EXERCISE REQUIREMENTS: Repeat the material in full. Keep every line exactly as it is.

DATASET RECORDS:
====================

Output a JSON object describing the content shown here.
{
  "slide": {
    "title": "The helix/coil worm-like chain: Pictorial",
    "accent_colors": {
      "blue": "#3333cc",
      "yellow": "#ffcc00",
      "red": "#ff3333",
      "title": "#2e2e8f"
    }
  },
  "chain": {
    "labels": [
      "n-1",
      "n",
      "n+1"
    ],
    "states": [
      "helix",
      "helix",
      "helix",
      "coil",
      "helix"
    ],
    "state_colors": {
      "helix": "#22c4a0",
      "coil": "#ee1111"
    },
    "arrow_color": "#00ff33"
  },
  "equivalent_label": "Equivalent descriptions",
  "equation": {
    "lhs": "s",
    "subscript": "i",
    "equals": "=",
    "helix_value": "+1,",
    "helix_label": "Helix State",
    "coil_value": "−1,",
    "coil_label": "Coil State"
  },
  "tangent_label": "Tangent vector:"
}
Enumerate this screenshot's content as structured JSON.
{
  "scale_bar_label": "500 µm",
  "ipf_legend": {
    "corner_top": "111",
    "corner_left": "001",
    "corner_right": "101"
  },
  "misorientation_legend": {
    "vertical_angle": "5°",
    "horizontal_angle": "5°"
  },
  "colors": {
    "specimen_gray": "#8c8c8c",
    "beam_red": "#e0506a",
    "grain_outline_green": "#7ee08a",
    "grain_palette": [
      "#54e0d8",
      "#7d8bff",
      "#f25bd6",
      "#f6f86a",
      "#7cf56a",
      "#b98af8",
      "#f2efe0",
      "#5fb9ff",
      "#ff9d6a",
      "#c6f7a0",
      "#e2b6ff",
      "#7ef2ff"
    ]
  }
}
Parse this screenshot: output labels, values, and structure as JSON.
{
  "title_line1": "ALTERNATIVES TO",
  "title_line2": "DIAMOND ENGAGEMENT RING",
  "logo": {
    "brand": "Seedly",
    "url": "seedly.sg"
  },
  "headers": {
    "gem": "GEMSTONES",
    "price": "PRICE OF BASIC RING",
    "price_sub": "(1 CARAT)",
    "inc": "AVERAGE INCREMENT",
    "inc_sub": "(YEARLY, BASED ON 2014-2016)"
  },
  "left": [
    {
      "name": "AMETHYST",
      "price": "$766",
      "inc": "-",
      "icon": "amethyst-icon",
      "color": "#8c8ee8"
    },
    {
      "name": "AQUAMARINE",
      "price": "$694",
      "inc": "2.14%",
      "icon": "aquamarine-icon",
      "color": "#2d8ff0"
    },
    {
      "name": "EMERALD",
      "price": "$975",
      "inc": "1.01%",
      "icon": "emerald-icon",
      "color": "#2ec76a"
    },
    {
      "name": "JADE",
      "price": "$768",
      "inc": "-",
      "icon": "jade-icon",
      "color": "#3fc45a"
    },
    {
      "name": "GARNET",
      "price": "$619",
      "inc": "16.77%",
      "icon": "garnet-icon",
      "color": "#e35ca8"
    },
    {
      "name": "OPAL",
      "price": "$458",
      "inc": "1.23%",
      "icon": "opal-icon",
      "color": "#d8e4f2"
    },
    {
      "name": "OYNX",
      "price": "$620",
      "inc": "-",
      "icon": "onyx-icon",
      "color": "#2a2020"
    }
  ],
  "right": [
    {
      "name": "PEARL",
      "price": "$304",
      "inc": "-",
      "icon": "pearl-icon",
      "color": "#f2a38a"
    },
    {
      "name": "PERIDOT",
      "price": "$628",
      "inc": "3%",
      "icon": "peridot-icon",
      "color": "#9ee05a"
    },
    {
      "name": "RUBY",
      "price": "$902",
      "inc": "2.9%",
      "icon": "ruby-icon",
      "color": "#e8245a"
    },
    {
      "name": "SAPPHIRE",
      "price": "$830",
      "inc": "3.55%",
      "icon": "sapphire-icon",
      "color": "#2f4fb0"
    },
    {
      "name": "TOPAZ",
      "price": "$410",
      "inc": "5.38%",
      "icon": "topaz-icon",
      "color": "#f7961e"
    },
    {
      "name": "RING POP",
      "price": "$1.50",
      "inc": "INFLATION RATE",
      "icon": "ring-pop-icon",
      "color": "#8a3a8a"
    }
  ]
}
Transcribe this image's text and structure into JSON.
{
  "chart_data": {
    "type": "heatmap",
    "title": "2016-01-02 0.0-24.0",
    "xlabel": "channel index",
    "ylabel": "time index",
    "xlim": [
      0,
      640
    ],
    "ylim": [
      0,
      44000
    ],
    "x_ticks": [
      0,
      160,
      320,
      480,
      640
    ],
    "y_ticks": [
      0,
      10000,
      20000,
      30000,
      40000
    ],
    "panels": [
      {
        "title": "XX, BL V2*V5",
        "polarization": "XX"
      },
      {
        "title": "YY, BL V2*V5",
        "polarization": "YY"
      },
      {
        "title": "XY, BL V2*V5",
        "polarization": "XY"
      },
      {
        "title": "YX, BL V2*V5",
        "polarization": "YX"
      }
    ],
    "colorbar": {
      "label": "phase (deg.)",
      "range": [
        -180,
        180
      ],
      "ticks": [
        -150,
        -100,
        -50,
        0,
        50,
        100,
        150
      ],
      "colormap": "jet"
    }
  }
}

====================

WRITTEN SOLUTION:
Output a JSON object describing the content shown here.
{
  "slide": {
    "title": "The helix/coil worm-like chain: Pictorial",
    "accent_colors": {
      "blue": "#3333cc",
      "yellow": "#ffcc00",
      "red": "#ff3333",
      "title": "#2e2e8f"
    }
  },
  "chain": {
    "labels": [
      "n-1",
      "n",
      "n+1"
    ],
    "states": [
      "helix",
      "helix",
      "helix",
      "coil",
      "helix"
    ],
    "state_colors": {
      "helix": "#22c4a0",
      "coil": "#ee1111"
    },
    "arrow_color": "#00ff33"
  },
  "equivalent_label": "Equivalent descriptions",
  "equation": {
    "lhs": "s",
    "subscript": "i",
    "equals": "=",
    "helix_value": "+1,",
    "helix_label": "Helix State",
    "coil_value": "−1,",
    "coil_label": "Coil State"
  },
  "tangent_label": "Tangent vector:"
}
Enumerate this screenshot's content as structured JSON.
{
  "scale_bar_label": "500 µm",
  "ipf_legend": {
    "corner_top": "111",
    "corner_left": "001",
    "corner_right": "101"
  },
  "misorientation_legend": {
    "vertical_angle": "5°",
    "horizontal_angle": "5°"
  },
  "colors": {
    "specimen_gray": "#8c8c8c",
    "beam_red": "#e0506a",
    "grain_outline_green": "#7ee08a",
    "grain_palette": [
      "#54e0d8",
      "#7d8bff",
      "#f25bd6",
      "#f6f86a",
      "#7cf56a",
      "#b98af8",
      "#f2efe0",
      "#5fb9ff",
      "#ff9d6a",
      "#c6f7a0",
      "#e2b6ff",
      "#7ef2ff"
    ]
  }
}
Parse this screenshot: output labels, values, and structure as JSON.
{
  "title_line1": "ALTERNATIVES TO",
  "title_line2": "DIAMOND ENGAGEMENT RING",
  "logo": {
    "brand": "Seedly",
    "url": "seedly.sg"
  },
  "headers": {
    "gem": "GEMSTONES",
    "price": "PRICE OF BASIC RING",
    "price_sub": "(1 CARAT)",
    "inc": "AVERAGE INCREMENT",
    "inc_sub": "(YEARLY, BASED ON 2014-2016)"
  },
  "left": [
    {
      "name": "AMETHYST",
      "price": "$766",
      "inc": "-",
      "icon": "amethyst-icon",
      "color": "#8c8ee8"
    },
    {
      "name": "AQUAMARINE",
      "price": "$694",
      "inc": "2.14%",
      "icon": "aquamarine-icon",
      "color": "#2d8ff0"
    },
    {
      "name": "EMERALD",
      "price": "$975",
      "inc": "1.01%",
      "icon": "emerald-icon",
      "color": "#2ec76a"
    },
    {
      "name": "JADE",
      "price": "$768",
      "inc": "-",
      "icon": "jade-icon",
      "color": "#3fc45a"
    },
    {
      "name": "GARNET",
      "price": "$619",
      "inc": "16.77%",
      "icon": "garnet-icon",
      "color": "#e35ca8"
    },
    {
      "name": "OPAL",
      "price": "$458",
      "inc": "1.23%",
      "icon": "opal-icon",
      "color": "#d8e4f2"
    },
    {
      "name": "OYNX",
      "price": "$620",
      "inc": "-",
      "icon": "onyx-icon",
      "color": "#2a2020"
    }
  ],
  "right": [
    {
      "name": "PEARL",
      "price": "$304",
      "inc": "-",
      "icon": "pearl-icon",
      "color": "#f2a38a"
    },
    {
      "name": "PERIDOT",
      "price": "$628",
      "inc": "3%",
      "icon": "peridot-icon",
      "color": "#9ee05a"
    },
    {
      "name": "RUBY",
      "price": "$902",
      "inc": "2.9%",
      "icon": "ruby-icon",
      "color": "#e8245a"
    },
    {
      "name": "SAPPHIRE",
      "price": "$830",
      "inc": "3.55%",
      "icon": "sapphire-icon",
      "color": "#2f4fb0"
    },
    {
      "name": "TOPAZ",
      "price": "$410",
      "inc": "5.38%",
      "icon": "topaz-icon",
      "color": "#f7961e"
    },
    {
      "name": "RING POP",
      "price": "$1.50",
      "inc": "INFLATION RATE",
      "icon": "ring-pop-icon",
      "color": "#8a3a8a"
    }
  ]
}
Transcribe this image's text and structure into JSON.
{
  "chart_data": {
    "type": "heatmap",
    "title": "2016-01-02 0.0-24.0",
    "xlabel": "channel index",
    "ylabel": "time index",
    "xlim": [
      0,
      640
    ],
    "ylim": [
      0,
      44000
    ],
    "x_ticks": [
      0,
      160,
      320,
      480,
      640
    ],
    "y_ticks": [
      0,
      10000,
      20000,
      30000,
      40000
    ],
    "panels": [
      {
        "title": "XX, BL V2*V5",
        "polarization": "XX"
      },
      {
        "title": "YY, BL V2*V5",
        "polarization": "YY"
      },
      {
        "title": "XY, BL V2*V5",
        "polarization": "XY"
      },
      {
        "title": "YX, BL V2*V5",
        "polarization": "YX"
      }
    ],
    "colorbar": {
      "label": "phase (deg.)",
      "range": [
        -180,
        180
      ],
      "ticks": [
        -150,
        -100,
        -50,
        0,
        50,
        100,
        150
      ],
      "colormap": "jet"
    }
  }
}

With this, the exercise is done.